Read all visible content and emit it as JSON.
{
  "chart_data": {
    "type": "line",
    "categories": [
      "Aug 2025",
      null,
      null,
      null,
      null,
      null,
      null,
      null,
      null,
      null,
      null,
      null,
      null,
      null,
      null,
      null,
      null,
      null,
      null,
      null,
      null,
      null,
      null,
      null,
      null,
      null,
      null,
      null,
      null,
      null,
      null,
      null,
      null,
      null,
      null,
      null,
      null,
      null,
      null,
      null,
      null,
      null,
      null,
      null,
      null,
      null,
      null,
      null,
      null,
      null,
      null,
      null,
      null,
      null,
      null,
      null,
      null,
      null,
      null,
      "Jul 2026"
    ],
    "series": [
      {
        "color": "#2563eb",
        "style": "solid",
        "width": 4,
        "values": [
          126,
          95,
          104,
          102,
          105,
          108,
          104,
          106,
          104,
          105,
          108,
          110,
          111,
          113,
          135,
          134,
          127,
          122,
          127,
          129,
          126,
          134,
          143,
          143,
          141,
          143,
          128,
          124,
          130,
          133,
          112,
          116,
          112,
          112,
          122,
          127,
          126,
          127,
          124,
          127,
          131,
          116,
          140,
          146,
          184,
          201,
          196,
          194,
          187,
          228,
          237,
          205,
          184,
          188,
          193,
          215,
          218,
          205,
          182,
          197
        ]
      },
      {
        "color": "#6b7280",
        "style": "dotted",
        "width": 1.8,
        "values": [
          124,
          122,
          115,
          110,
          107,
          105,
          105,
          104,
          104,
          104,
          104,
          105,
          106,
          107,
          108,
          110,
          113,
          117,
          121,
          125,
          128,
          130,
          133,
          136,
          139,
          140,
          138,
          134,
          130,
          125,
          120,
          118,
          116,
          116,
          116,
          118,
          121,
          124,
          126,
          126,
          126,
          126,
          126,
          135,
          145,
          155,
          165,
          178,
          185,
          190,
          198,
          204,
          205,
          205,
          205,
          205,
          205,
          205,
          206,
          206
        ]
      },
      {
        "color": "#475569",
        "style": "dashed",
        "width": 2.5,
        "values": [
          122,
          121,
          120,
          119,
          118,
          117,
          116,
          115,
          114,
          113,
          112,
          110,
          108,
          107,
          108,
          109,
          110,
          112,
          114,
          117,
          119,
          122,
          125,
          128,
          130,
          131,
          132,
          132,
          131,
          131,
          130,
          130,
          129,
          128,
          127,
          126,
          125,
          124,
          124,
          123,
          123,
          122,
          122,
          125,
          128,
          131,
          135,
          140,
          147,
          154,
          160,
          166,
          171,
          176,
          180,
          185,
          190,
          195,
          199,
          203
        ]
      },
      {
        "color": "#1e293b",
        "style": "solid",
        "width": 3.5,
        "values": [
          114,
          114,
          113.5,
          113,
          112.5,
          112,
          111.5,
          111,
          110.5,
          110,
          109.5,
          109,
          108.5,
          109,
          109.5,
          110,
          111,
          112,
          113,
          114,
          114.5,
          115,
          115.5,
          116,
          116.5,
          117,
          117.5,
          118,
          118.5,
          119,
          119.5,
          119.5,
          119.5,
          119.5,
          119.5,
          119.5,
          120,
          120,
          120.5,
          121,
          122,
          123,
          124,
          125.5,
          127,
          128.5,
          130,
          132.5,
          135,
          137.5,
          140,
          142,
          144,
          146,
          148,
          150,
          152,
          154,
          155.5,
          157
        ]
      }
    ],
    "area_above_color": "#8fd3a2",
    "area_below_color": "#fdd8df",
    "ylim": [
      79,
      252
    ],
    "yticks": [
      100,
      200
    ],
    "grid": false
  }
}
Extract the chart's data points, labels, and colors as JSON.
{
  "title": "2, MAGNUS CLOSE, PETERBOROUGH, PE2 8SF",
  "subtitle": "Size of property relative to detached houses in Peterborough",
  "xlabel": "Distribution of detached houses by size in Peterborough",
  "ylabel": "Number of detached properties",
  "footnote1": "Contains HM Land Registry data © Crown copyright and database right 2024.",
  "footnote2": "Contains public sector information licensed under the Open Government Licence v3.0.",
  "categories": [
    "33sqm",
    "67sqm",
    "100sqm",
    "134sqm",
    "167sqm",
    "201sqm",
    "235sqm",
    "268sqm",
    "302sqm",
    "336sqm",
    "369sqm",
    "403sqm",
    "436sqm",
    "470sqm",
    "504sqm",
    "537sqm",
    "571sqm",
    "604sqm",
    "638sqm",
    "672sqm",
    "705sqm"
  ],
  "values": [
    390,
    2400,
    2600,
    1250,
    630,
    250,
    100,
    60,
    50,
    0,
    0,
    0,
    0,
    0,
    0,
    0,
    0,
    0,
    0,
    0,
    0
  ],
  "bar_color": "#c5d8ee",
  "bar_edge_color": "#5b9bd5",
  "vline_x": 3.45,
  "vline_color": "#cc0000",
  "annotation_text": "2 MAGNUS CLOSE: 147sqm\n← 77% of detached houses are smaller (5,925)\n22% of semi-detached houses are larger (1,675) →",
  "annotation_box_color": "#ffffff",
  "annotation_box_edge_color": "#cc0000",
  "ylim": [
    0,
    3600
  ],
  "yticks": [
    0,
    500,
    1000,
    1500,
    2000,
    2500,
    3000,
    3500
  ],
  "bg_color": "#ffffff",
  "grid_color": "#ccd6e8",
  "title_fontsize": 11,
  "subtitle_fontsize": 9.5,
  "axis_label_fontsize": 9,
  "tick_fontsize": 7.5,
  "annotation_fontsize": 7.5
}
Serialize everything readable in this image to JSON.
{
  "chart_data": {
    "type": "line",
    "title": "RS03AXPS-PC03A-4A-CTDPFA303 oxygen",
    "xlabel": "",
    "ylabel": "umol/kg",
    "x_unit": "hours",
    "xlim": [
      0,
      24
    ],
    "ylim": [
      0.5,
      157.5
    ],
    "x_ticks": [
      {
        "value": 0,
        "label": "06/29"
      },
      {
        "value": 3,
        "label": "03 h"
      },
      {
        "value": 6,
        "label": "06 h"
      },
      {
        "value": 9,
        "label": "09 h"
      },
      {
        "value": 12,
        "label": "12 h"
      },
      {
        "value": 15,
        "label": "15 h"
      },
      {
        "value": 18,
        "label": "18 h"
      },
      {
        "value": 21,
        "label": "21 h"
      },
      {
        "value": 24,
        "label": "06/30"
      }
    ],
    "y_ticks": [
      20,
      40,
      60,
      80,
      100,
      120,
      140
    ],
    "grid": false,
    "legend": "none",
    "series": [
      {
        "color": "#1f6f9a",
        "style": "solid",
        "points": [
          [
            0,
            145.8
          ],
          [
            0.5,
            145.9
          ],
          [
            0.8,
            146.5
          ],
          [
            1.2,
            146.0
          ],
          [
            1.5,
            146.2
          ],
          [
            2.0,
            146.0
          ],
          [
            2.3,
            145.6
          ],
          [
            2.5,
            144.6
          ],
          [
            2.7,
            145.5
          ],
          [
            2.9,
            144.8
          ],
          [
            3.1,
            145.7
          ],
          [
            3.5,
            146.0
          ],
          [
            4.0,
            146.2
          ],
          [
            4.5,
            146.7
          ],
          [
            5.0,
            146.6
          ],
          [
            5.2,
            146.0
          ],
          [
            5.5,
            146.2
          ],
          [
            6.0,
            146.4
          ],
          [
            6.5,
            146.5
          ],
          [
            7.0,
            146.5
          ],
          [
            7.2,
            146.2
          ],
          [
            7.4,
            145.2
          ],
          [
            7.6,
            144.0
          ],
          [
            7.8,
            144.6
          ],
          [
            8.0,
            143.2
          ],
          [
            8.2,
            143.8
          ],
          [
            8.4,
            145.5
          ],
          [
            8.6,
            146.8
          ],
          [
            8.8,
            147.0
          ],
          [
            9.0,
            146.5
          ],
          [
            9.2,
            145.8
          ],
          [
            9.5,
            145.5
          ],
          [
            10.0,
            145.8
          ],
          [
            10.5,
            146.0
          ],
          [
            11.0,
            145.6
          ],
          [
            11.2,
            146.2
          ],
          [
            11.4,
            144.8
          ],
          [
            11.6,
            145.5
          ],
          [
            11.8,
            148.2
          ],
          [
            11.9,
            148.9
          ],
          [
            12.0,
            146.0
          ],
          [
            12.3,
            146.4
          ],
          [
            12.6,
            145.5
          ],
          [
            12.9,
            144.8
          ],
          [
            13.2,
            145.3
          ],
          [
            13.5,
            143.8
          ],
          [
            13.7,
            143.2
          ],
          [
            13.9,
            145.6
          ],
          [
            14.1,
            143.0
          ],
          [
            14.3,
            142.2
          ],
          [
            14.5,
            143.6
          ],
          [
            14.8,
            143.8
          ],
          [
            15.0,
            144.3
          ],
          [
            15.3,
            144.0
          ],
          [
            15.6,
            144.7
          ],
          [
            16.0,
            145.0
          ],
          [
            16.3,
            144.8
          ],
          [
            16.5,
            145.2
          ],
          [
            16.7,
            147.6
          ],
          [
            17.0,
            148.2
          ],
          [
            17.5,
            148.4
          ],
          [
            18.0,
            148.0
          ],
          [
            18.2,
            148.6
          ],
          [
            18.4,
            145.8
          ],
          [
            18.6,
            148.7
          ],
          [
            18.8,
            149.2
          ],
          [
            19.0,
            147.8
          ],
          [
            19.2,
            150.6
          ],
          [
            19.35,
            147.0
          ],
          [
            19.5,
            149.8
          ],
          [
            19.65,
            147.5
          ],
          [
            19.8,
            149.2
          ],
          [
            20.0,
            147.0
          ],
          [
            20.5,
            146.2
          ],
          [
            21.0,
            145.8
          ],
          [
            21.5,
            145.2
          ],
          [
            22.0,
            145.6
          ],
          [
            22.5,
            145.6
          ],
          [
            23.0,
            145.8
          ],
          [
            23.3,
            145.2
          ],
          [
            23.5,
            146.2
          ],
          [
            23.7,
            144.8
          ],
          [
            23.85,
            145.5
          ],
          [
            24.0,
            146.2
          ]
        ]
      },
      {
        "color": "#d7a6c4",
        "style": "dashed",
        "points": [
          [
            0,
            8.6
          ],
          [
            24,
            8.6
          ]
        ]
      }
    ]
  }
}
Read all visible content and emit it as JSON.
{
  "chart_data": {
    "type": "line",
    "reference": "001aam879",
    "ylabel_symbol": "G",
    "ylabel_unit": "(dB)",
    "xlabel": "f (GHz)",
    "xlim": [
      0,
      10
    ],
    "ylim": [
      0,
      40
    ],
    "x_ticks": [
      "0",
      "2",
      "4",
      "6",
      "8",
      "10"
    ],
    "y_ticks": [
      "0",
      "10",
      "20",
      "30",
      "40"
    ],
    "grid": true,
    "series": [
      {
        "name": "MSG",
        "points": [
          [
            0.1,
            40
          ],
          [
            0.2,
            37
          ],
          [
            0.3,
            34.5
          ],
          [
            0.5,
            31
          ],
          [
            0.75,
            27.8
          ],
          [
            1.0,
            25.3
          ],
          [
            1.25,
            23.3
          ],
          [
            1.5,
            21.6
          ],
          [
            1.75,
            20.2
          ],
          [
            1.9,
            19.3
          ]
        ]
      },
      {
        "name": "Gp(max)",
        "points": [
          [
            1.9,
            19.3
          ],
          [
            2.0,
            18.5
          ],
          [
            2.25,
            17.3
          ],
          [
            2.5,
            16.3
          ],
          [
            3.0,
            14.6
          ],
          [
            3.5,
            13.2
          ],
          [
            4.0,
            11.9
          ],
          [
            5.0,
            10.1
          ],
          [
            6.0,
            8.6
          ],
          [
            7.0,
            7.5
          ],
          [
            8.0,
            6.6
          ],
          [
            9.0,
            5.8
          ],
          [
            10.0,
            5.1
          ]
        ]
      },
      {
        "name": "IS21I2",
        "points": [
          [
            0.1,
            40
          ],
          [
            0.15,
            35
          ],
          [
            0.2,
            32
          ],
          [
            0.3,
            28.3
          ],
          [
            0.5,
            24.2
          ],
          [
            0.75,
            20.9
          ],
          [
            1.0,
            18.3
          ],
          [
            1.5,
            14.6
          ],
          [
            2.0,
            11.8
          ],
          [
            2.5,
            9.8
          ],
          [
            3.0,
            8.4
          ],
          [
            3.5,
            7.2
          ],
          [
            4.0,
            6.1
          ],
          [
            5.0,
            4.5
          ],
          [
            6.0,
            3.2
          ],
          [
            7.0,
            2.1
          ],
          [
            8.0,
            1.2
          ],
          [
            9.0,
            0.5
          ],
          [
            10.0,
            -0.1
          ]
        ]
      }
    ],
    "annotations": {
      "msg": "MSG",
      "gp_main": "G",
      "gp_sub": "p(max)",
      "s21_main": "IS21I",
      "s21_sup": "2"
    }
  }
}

============================================================

▶ _What you will do_
Return all lines containing "houses".

▶ _Task output_
  "subtitle": "Size of property relative to detached houses in Peterborough",
  "xlabel": "Distribution of detached houses by size in Peterborough",
  "annotation_text": "2 MAGNUS CLOSE: 147sqm\n← 77% of detached houses are smaller (5,925)\n22% of semi-detached houses are larger (1,675) →",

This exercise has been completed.